**Problem requirements:**
Images excluded, repeat each entry below exactly.

______

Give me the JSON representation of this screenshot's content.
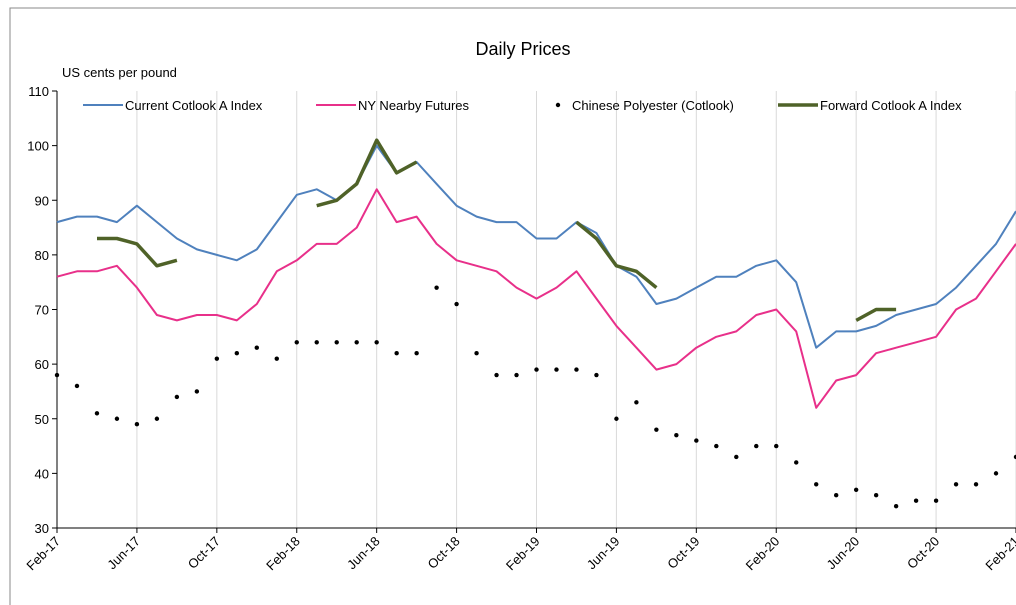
{
  "chart_data": {
    "type": "line",
    "title": "Daily Prices",
    "y_label": "US cents per pound",
    "x": [
      "2017-02",
      "2017-03",
      "2017-04",
      "2017-05",
      "2017-06",
      "2017-07",
      "2017-08",
      "2017-09",
      "2017-10",
      "2017-11",
      "2017-12",
      "2018-01",
      "2018-02",
      "2018-03",
      "2018-04",
      "2018-05",
      "2018-06",
      "2018-07",
      "2018-08",
      "2018-09",
      "2018-10",
      "2018-11",
      "2018-12",
      "2019-01",
      "2019-02",
      "2019-03",
      "2019-04",
      "2019-05",
      "2019-06",
      "2019-07",
      "2019-08",
      "2019-09",
      "2019-10",
      "2019-11",
      "2019-12",
      "2020-01",
      "2020-02",
      "2020-03",
      "2020-04",
      "2020-05",
      "2020-06",
      "2020-07",
      "2020-08",
      "2020-09",
      "2020-10",
      "2020-11",
      "2020-12",
      "2021-01",
      "2021-02"
    ],
    "xlim": [
      "2017-02",
      "2021-02"
    ],
    "xticks": [
      {
        "value": "2017-02",
        "label": "Feb-17"
      },
      {
        "value": "2017-06",
        "label": "Jun-17"
      },
      {
        "value": "2017-10",
        "label": "Oct-17"
      },
      {
        "value": "2018-02",
        "label": "Feb-18"
      },
      {
        "value": "2018-06",
        "label": "Jun-18"
      },
      {
        "value": "2018-10",
        "label": "Oct-18"
      },
      {
        "value": "2019-02",
        "label": "Feb-19"
      },
      {
        "value": "2019-06",
        "label": "Jun-19"
      },
      {
        "value": "2019-10",
        "label": "Oct-19"
      },
      {
        "value": "2020-02",
        "label": "Feb-20"
      },
      {
        "value": "2020-06",
        "label": "Jun-20"
      },
      {
        "value": "2020-10",
        "label": "Oct-20"
      },
      {
        "value": "2021-02",
        "label": "Feb-21"
      }
    ],
    "ylim": [
      30,
      110
    ],
    "yticks": [
      30,
      40,
      50,
      60,
      70,
      80,
      90,
      100,
      110
    ],
    "xgrid": true,
    "legend": "top",
    "series": [
      {
        "name": "Current Cotlook A Index",
        "color": "#4f81bd",
        "mode": "line",
        "values": [
          86,
          87,
          87,
          86,
          89,
          86,
          83,
          81,
          80,
          79,
          81,
          86,
          91,
          92,
          90,
          93,
          100,
          95,
          97,
          93,
          89,
          87,
          86,
          86,
          83,
          83,
          86,
          84,
          78,
          76,
          71,
          72,
          74,
          76,
          76,
          78,
          79,
          75,
          63,
          66,
          66,
          67,
          69,
          70,
          71,
          74,
          78,
          82,
          88
        ]
      },
      {
        "name": "NY Nearby Futures",
        "color": "#e8308a",
        "mode": "line",
        "values": [
          76,
          77,
          77,
          78,
          74,
          69,
          68,
          69,
          69,
          68,
          71,
          77,
          79,
          82,
          82,
          85,
          92,
          86,
          87,
          82,
          79,
          78,
          77,
          74,
          72,
          74,
          77,
          72,
          67,
          63,
          59,
          60,
          63,
          65,
          66,
          69,
          70,
          66,
          52,
          57,
          58,
          62,
          63,
          64,
          65,
          70,
          72,
          77,
          82
        ]
      },
      {
        "name": "Chinese Polyester (Cotlook)",
        "color": "#000000",
        "mode": "markers",
        "values": [
          58,
          56,
          51,
          50,
          49,
          50,
          54,
          55,
          61,
          62,
          63,
          61,
          64,
          64,
          64,
          64,
          64,
          62,
          62,
          74,
          71,
          62,
          58,
          58,
          59,
          59,
          59,
          58,
          50,
          53,
          48,
          47,
          46,
          45,
          43,
          45,
          45,
          42,
          38,
          36,
          37,
          36,
          34,
          35,
          35,
          38,
          38,
          40,
          43
        ]
      },
      {
        "name": "Forward Cotlook A Index",
        "color": "#4f6228",
        "mode": "line",
        "values": [
          null,
          null,
          83,
          83,
          82,
          78,
          79,
          null,
          null,
          null,
          null,
          null,
          null,
          89,
          90,
          93,
          101,
          95,
          97,
          null,
          null,
          null,
          null,
          null,
          null,
          null,
          86,
          83,
          78,
          77,
          74,
          null,
          null,
          null,
          null,
          null,
          null,
          null,
          null,
          null,
          68,
          70,
          70,
          null,
          null,
          null,
          null,
          null,
          null
        ]
      }
    ]
  }
}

______

**Output of the task:**
Give me the JSON representation of this screenshot's content.
{
  "chart_data": {
    "type": "line",
    "title": "Daily Prices",
    "y_label": "US cents per pound",
    "x": [
      "2017-02",
      "2017-03",
      "2017-04",
      "2017-05",
      "2017-06",
      "2017-07",
      "2017-08",
      "2017-09",
      "2017-10",
      "2017-11",
      "2017-12",
      "2018-01",
      "2018-02",
      "2018-03",
      "2018-04",
      "2018-05",
      "2018-06",
      "2018-07",
      "2018-08",
      "2018-09",
      "2018-10",
      "2018-11",
      "2018-12",
      "2019-01",
      "2019-02",
      "2019-03",
      "2019-04",
      "2019-05",
      "2019-06",
      "2019-07",
      "2019-08",
      "2019-09",
      "2019-10",
      "2019-11",
      "2019-12",
      "2020-01",
      "2020-02",
      "2020-03",
      "2020-04",
      "2020-05",
      "2020-06",
      "2020-07",
      "2020-08",
      "2020-09",
      "2020-10",
      "2020-11",
      "2020-12",
      "2021-01",
      "2021-02"
    ],
    "xlim": [
      "2017-02",
      "2021-02"
    ],
    "xticks": [
      {
        "value": "2017-02",
        "label": "Feb-17"
      },
      {
        "value": "2017-06",
        "label": "Jun-17"
      },
      {
        "value": "2017-10",
        "label": "Oct-17"
      },
      {
        "value": "2018-02",
        "label": "Feb-18"
      },
      {
        "value": "2018-06",
        "label": "Jun-18"
      },
      {
        "value": "2018-10",
        "label": "Oct-18"
      },
      {
        "value": "2019-02",
        "label": "Feb-19"
      },
      {
        "value": "2019-06",
        "label": "Jun-19"
      },
      {
        "value": "2019-10",
        "label": "Oct-19"
      },
      {
        "value": "2020-02",
        "label": "Feb-20"
      },
      {
        "value": "2020-06",
        "label": "Jun-20"
      },
      {
        "value": "2020-10",
        "label": "Oct-20"
      },
      {
        "value": "2021-02",
        "label": "Feb-21"
      }
    ],
    "ylim": [
      30,
      110
    ],
    "yticks": [
      30,
      40,
      50,
      60,
      70,
      80,
      90,
      100,
      110
    ],
    "xgrid": true,
    "legend": "top",
    "series": [
      {
        "name": "Current Cotlook A Index",
        "color": "#4f81bd",
        "mode": "line",
        "values": [
          86,
          87,
          87,
          86,
          89,
          86,
          83,
          81,
          80,
          79,
          81,
          86,
          91,
          92,
          90,
          93,
          100,
          95,
          97,
          93,
          89,
          87,
          86,
          86,
          83,
          83,
          86,
          84,
          78,
          76,
          71,
          72,
          74,
          76,
          76,
          78,
          79,
          75,
          63,
          66,
          66,
          67,
          69,
          70,
          71,
          74,
          78,
          82,
          88
        ]
      },
      {
        "name": "NY Nearby Futures",
        "color": "#e8308a",
        "mode": "line",
        "values": [
          76,
          77,
          77,
          78,
          74,
          69,
          68,
          69,
          69,
          68,
          71,
          77,
          79,
          82,
          82,
          85,
          92,
          86,
          87,
          82,
          79,
          78,
          77,
          74,
          72,
          74,
          77,
          72,
          67,
          63,
          59,
          60,
          63,
          65,
          66,
          69,
          70,
          66,
          52,
          57,
          58,
          62,
          63,
          64,
          65,
          70,
          72,
          77,
          82
        ]
      },
      {
        "name": "Chinese Polyester (Cotlook)",
        "color": "#000000",
        "mode": "markers",
        "values": [
          58,
          56,
          51,
          50,
          49,
          50,
          54,
          55,
          61,
          62,
          63,
          61,
          64,
          64,
          64,
          64,
          64,
          62,
          62,
          74,
          71,
          62,
          58,
          58,
          59,
          59,
          59,
          58,
          50,
          53,
          48,
          47,
          46,
          45,
          43,
          45,
          45,
          42,
          38,
          36,
          37,
          36,
          34,
          35,
          35,
          38,
          38,
          40,
          43
        ]
      },
      {
        "name": "Forward Cotlook A Index",
        "color": "#4f6228",
        "mode": "line",
        "values": [
          null,
          null,
          83,
          83,
          82,
          78,
          79,
          null,
          null,
          null,
          null,
          null,
          null,
          89,
          90,
          93,
          101,
          95,
          97,
          null,
          null,
          null,
          null,
          null,
          null,
          null,
          86,
          83,
          78,
          77,
          74,
          null,
          null,
          null,
          null,
          null,
          null,
          null,
          null,
          null,
          68,
          70,
          70,
          null,
          null,
          null,
          null,
          null,
          null
        ]
      }
    ]
  }
}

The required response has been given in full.